■ **DATA ENTRIES**
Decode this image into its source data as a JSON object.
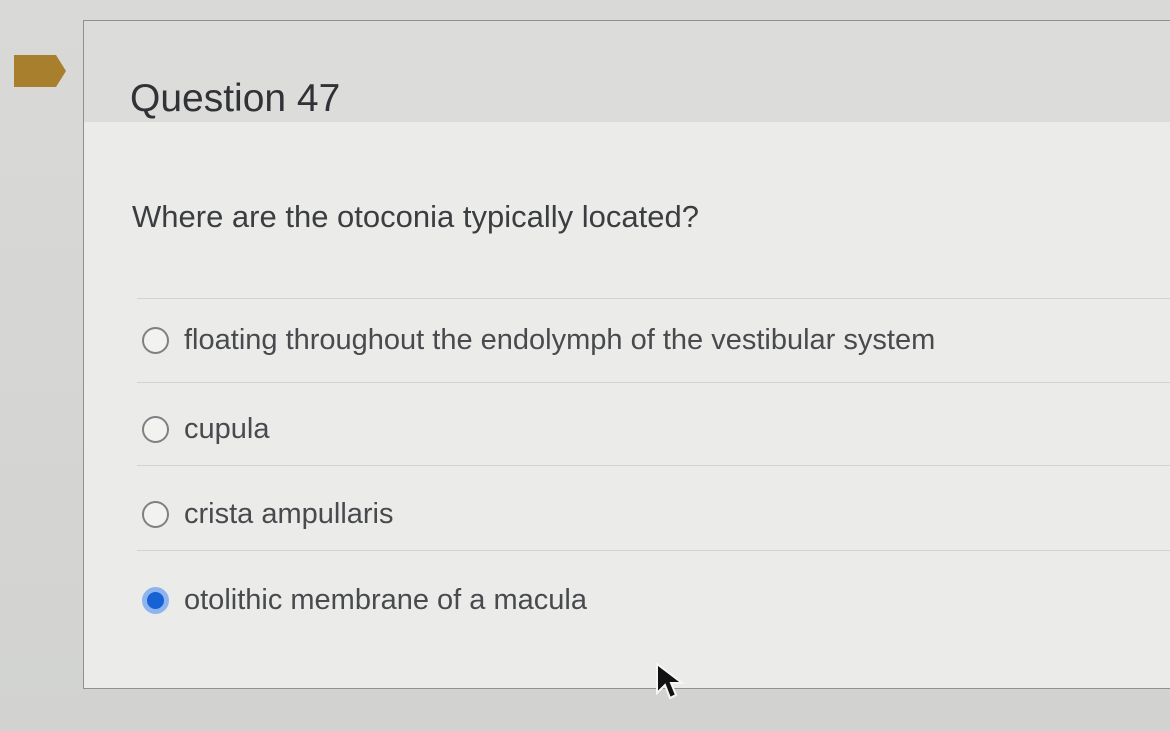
{
  "question": {
    "title": "Question 47",
    "prompt": "Where are the otoconia typically located?",
    "options": [
      {
        "label": "floating throughout the endolymph of the vestibular system",
        "selected": false
      },
      {
        "label": "cupula",
        "selected": false
      },
      {
        "label": "crista ampullaris",
        "selected": false
      },
      {
        "label": "otolithic membrane of a macula",
        "selected": true
      }
    ]
  },
  "colors": {
    "flag": "#a87f2d",
    "selected_radio": "#1661d3"
  },
  "icons": {
    "flag": "bookmark-flag-icon",
    "cursor": "mouse-pointer-icon"
  }
}
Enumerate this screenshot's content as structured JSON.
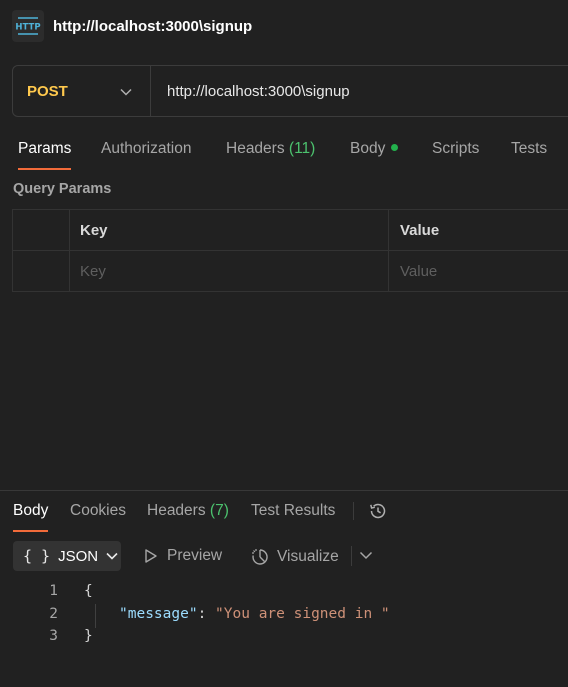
{
  "request": {
    "title": "http://localhost:3000\\signup",
    "method": "POST",
    "url": "http://localhost:3000\\signup",
    "icon": "http-icon"
  },
  "request_tabs": [
    {
      "label": "Params",
      "active": true
    },
    {
      "label": "Authorization"
    },
    {
      "label": "Headers",
      "count": "(11)"
    },
    {
      "label": "Body"
    },
    {
      "label": "Scripts"
    },
    {
      "label": "Tests"
    }
  ],
  "query_params": {
    "label": "Query Params",
    "columns": {
      "key": "Key",
      "value": "Value"
    },
    "placeholders": {
      "key": "Key",
      "value": "Value"
    }
  },
  "response_tabs": [
    {
      "label": "Body",
      "active": true
    },
    {
      "label": "Cookies"
    },
    {
      "label": "Headers",
      "count": "(7)"
    },
    {
      "label": "Test Results"
    }
  ],
  "response_toolbar": {
    "format": "JSON",
    "preview": "Preview",
    "visualize": "Visualize"
  },
  "response_body": {
    "line_numbers": [
      "1",
      "2",
      "3"
    ],
    "open_brace": "{",
    "key": "\"message\"",
    "colon": ": ",
    "value": "\"You are signed in \"",
    "close_brace": "}"
  },
  "colors": {
    "background": "#212121",
    "method": "#ffc94d",
    "active_tab_underline": "#f26b3a",
    "count": "#4cc26e",
    "body_dot": "#23b14d",
    "json_key": "#9cdcfe",
    "json_string": "#ce9178"
  }
}
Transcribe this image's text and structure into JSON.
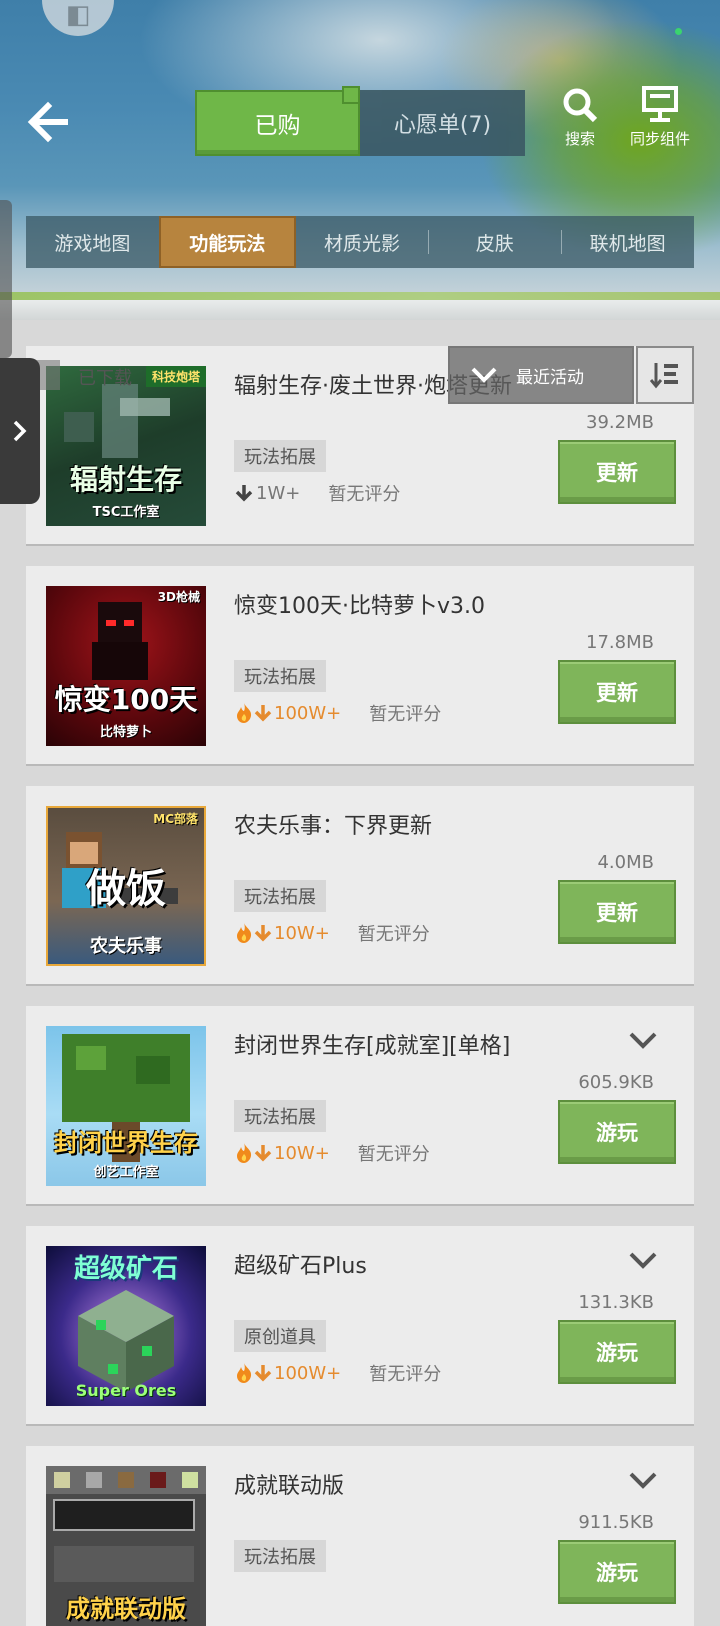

■ **GIVEN PROBLEM**
Copy the whole of the material above exactly, but not its images.

■ **OUTPUT**
Decode this image into its source data as a JSON object.
{
  "question": {
    "title": "Question 47",
    "prompt": "Where are the otoconia typically located?",
    "options": [
      {
        "label": "floating throughout the endolymph of the vestibular system",
        "selected": false
      },
      {
        "label": "cupula",
        "selected": false
      },
      {
        "label": "crista ampullaris",
        "selected": false
      },
      {
        "label": "otolithic membrane of a macula",
        "selected": true
      }
    ]
  },
  "colors": {
    "flag": "#a87f2d",
    "selected_radio": "#1661d3"
  },
  "icons": {
    "flag": "bookmark-flag-icon",
    "cursor": "mouse-pointer-icon"
  }
}
Enumerate this screenshot's content as structured JSON.
{
  "request": {
    "title": "http://localhost:3000\\signup",
    "method": "POST",
    "url": "http://localhost:3000\\signup",
    "icon": "http-icon"
  },
  "request_tabs": [
    {
      "label": "Params",
      "active": true
    },
    {
      "label": "Authorization"
    },
    {
      "label": "Headers",
      "count": "(11)"
    },
    {
      "label": "Body"
    },
    {
      "label": "Scripts"
    },
    {
      "label": "Tests"
    }
  ],
  "query_params": {
    "label": "Query Params",
    "columns": {
      "key": "Key",
      "value": "Value"
    },
    "placeholders": {
      "key": "Key",
      "value": "Value"
    }
  },
  "response_tabs": [
    {
      "label": "Body",
      "active": true
    },
    {
      "label": "Cookies"
    },
    {
      "label": "Headers",
      "count": "(7)"
    },
    {
      "label": "Test Results"
    }
  ],
  "response_toolbar": {
    "format": "JSON",
    "preview": "Preview",
    "visualize": "Visualize"
  },
  "response_body": {
    "line_numbers": [
      "1",
      "2",
      "3"
    ],
    "open_brace": "{",
    "key": "\"message\"",
    "colon": ": ",
    "value": "\"You are signed in \"",
    "close_brace": "}"
  },
  "colors": {
    "background": "#212121",
    "method": "#ffc94d",
    "active_tab_underline": "#f26b3a",
    "count": "#4cc26e",
    "body_dot": "#23b14d",
    "json_key": "#9cdcfe",
    "json_string": "#ce9178"
  }
}
Transcribe this image's text and structure into JSON.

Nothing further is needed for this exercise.